** Directions for this task **
For the material that follows, list every line containing the word "match".

** Data items **
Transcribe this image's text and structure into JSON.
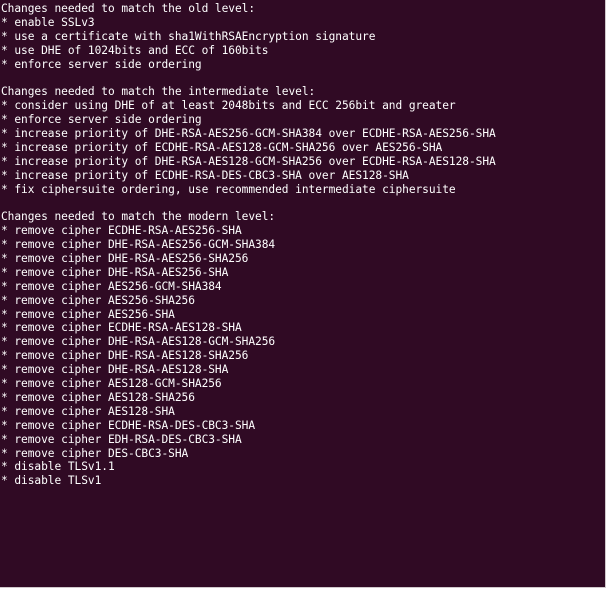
{
  "colors": {
    "background": "#300a24",
    "text": "#ffffff"
  },
  "sections": [
    {
      "heading": "Changes needed to match the old level:",
      "items": [
        "* enable SSLv3",
        "* use a certificate with sha1WithRSAEncryption signature",
        "* use DHE of 1024bits and ECC of 160bits",
        "* enforce server side ordering"
      ]
    },
    {
      "heading": "Changes needed to match the intermediate level:",
      "items": [
        "* consider using DHE of at least 2048bits and ECC 256bit and greater",
        "* enforce server side ordering",
        "* increase priority of DHE-RSA-AES256-GCM-SHA384 over ECDHE-RSA-AES256-SHA",
        "* increase priority of ECDHE-RSA-AES128-GCM-SHA256 over AES256-SHA",
        "* increase priority of DHE-RSA-AES128-GCM-SHA256 over ECDHE-RSA-AES128-SHA",
        "* increase priority of ECDHE-RSA-DES-CBC3-SHA over AES128-SHA",
        "* fix ciphersuite ordering, use recommended intermediate ciphersuite"
      ]
    },
    {
      "heading": "Changes needed to match the modern level:",
      "items": [
        "* remove cipher ECDHE-RSA-AES256-SHA",
        "* remove cipher DHE-RSA-AES256-GCM-SHA384",
        "* remove cipher DHE-RSA-AES256-SHA256",
        "* remove cipher DHE-RSA-AES256-SHA",
        "* remove cipher AES256-GCM-SHA384",
        "* remove cipher AES256-SHA256",
        "* remove cipher AES256-SHA",
        "* remove cipher ECDHE-RSA-AES128-SHA",
        "* remove cipher DHE-RSA-AES128-GCM-SHA256",
        "* remove cipher DHE-RSA-AES128-SHA256",
        "* remove cipher DHE-RSA-AES128-SHA",
        "* remove cipher AES128-GCM-SHA256",
        "* remove cipher AES128-SHA256",
        "* remove cipher AES128-SHA",
        "* remove cipher ECDHE-RSA-DES-CBC3-SHA",
        "* remove cipher EDH-RSA-DES-CBC3-SHA",
        "* remove cipher DES-CBC3-SHA",
        "* disable TLSv1.1",
        "* disable TLSv1"
      ]
    }
  ]
}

** Finished task **
      "heading": "Changes needed to match the old level:",
      "heading": "Changes needed to match the intermediate level:",
      "heading": "Changes needed to match the modern level:",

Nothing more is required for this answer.